TASK REQUIREMENTS:
Retype the data below without altering anything.

[Records from a data source]
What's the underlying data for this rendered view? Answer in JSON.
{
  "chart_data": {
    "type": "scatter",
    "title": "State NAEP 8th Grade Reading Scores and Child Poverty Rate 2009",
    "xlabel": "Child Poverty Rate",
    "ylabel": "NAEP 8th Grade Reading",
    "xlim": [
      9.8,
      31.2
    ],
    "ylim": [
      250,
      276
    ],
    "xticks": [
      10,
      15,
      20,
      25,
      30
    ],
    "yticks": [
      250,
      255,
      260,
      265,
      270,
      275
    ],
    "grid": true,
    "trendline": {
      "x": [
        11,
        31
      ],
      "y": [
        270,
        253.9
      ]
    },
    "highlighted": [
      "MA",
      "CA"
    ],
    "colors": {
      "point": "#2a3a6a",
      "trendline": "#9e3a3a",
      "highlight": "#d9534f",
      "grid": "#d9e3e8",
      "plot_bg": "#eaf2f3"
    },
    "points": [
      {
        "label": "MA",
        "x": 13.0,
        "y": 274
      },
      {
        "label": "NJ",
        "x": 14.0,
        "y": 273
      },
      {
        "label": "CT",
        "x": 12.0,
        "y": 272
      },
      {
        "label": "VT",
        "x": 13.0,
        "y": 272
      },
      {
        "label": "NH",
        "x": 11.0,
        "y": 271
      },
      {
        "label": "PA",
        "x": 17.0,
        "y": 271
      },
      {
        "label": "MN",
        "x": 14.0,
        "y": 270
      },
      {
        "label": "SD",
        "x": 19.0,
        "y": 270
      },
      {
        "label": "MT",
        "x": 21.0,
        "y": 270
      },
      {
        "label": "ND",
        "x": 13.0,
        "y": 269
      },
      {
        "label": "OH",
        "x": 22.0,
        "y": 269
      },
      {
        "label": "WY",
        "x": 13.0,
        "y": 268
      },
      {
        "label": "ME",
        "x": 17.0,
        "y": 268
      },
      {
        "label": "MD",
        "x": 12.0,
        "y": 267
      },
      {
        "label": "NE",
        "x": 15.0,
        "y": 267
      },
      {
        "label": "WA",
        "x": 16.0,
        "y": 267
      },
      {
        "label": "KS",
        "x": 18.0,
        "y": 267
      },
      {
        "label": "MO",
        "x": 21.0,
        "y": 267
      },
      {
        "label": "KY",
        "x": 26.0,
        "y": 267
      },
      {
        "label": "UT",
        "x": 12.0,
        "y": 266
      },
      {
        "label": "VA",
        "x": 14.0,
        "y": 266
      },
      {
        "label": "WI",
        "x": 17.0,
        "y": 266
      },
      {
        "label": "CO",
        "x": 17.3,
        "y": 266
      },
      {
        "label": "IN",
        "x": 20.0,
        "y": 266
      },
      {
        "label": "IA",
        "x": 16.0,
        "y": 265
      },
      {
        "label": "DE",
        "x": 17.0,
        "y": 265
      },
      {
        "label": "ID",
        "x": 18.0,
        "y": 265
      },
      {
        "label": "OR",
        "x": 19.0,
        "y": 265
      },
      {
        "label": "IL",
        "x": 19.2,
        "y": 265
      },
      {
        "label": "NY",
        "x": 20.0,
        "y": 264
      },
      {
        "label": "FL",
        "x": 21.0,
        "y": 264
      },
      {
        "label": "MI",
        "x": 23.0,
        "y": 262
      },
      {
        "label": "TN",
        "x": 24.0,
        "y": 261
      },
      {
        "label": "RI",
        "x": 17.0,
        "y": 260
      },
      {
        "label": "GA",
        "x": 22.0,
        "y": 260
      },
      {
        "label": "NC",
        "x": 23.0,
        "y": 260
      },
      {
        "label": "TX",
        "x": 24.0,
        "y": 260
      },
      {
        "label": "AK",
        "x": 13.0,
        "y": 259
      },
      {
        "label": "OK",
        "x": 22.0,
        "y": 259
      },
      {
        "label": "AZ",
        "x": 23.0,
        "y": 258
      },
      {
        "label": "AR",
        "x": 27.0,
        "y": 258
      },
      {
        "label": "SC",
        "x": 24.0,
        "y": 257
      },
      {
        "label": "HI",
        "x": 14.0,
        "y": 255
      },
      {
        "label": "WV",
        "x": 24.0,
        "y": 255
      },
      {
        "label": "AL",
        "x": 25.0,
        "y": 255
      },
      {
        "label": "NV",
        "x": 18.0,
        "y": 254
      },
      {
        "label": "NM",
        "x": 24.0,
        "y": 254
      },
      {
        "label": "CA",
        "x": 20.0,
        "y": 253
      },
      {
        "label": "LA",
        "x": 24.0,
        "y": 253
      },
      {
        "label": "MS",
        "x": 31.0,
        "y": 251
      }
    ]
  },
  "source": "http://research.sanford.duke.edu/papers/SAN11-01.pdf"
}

ANSWER BELOW:
What's the underlying data for this rendered view? Answer in JSON.
{
  "chart_data": {
    "type": "scatter",
    "title": "State NAEP 8th Grade Reading Scores and Child Poverty Rate 2009",
    "xlabel": "Child Poverty Rate",
    "ylabel": "NAEP 8th Grade Reading",
    "xlim": [
      9.8,
      31.2
    ],
    "ylim": [
      250,
      276
    ],
    "xticks": [
      10,
      15,
      20,
      25,
      30
    ],
    "yticks": [
      250,
      255,
      260,
      265,
      270,
      275
    ],
    "grid": true,
    "trendline": {
      "x": [
        11,
        31
      ],
      "y": [
        270,
        253.9
      ]
    },
    "highlighted": [
      "MA",
      "CA"
    ],
    "colors": {
      "point": "#2a3a6a",
      "trendline": "#9e3a3a",
      "highlight": "#d9534f",
      "grid": "#d9e3e8",
      "plot_bg": "#eaf2f3"
    },
    "points": [
      {
        "label": "MA",
        "x": 13.0,
        "y": 274
      },
      {
        "label": "NJ",
        "x": 14.0,
        "y": 273
      },
      {
        "label": "CT",
        "x": 12.0,
        "y": 272
      },
      {
        "label": "VT",
        "x": 13.0,
        "y": 272
      },
      {
        "label": "NH",
        "x": 11.0,
        "y": 271
      },
      {
        "label": "PA",
        "x": 17.0,
        "y": 271
      },
      {
        "label": "MN",
        "x": 14.0,
        "y": 270
      },
      {
        "label": "SD",
        "x": 19.0,
        "y": 270
      },
      {
        "label": "MT",
        "x": 21.0,
        "y": 270
      },
      {
        "label": "ND",
        "x": 13.0,
        "y": 269
      },
      {
        "label": "OH",
        "x": 22.0,
        "y": 269
      },
      {
        "label": "WY",
        "x": 13.0,
        "y": 268
      },
      {
        "label": "ME",
        "x": 17.0,
        "y": 268
      },
      {
        "label": "MD",
        "x": 12.0,
        "y": 267
      },
      {
        "label": "NE",
        "x": 15.0,
        "y": 267
      },
      {
        "label": "WA",
        "x": 16.0,
        "y": 267
      },
      {
        "label": "KS",
        "x": 18.0,
        "y": 267
      },
      {
        "label": "MO",
        "x": 21.0,
        "y": 267
      },
      {
        "label": "KY",
        "x": 26.0,
        "y": 267
      },
      {
        "label": "UT",
        "x": 12.0,
        "y": 266
      },
      {
        "label": "VA",
        "x": 14.0,
        "y": 266
      },
      {
        "label": "WI",
        "x": 17.0,
        "y": 266
      },
      {
        "label": "CO",
        "x": 17.3,
        "y": 266
      },
      {
        "label": "IN",
        "x": 20.0,
        "y": 266
      },
      {
        "label": "IA",
        "x": 16.0,
        "y": 265
      },
      {
        "label": "DE",
        "x": 17.0,
        "y": 265
      },
      {
        "label": "ID",
        "x": 18.0,
        "y": 265
      },
      {
        "label": "OR",
        "x": 19.0,
        "y": 265
      },
      {
        "label": "IL",
        "x": 19.2,
        "y": 265
      },
      {
        "label": "NY",
        "x": 20.0,
        "y": 264
      },
      {
        "label": "FL",
        "x": 21.0,
        "y": 264
      },
      {
        "label": "MI",
        "x": 23.0,
        "y": 262
      },
      {
        "label": "TN",
        "x": 24.0,
        "y": 261
      },
      {
        "label": "RI",
        "x": 17.0,
        "y": 260
      },
      {
        "label": "GA",
        "x": 22.0,
        "y": 260
      },
      {
        "label": "NC",
        "x": 23.0,
        "y": 260
      },
      {
        "label": "TX",
        "x": 24.0,
        "y": 260
      },
      {
        "label": "AK",
        "x": 13.0,
        "y": 259
      },
      {
        "label": "OK",
        "x": 22.0,
        "y": 259
      },
      {
        "label": "AZ",
        "x": 23.0,
        "y": 258
      },
      {
        "label": "AR",
        "x": 27.0,
        "y": 258
      },
      {
        "label": "SC",
        "x": 24.0,
        "y": 257
      },
      {
        "label": "HI",
        "x": 14.0,
        "y": 255
      },
      {
        "label": "WV",
        "x": 24.0,
        "y": 255
      },
      {
        "label": "AL",
        "x": 25.0,
        "y": 255
      },
      {
        "label": "NV",
        "x": 18.0,
        "y": 254
      },
      {
        "label": "NM",
        "x": 24.0,
        "y": 254
      },
      {
        "label": "CA",
        "x": 20.0,
        "y": 253
      },
      {
        "label": "LA",
        "x": 24.0,
        "y": 253
      },
      {
        "label": "MS",
        "x": 31.0,
        "y": 251
      }
    ]
  },
  "source": "http://research.sanford.duke.edu/papers/SAN11-01.pdf"
}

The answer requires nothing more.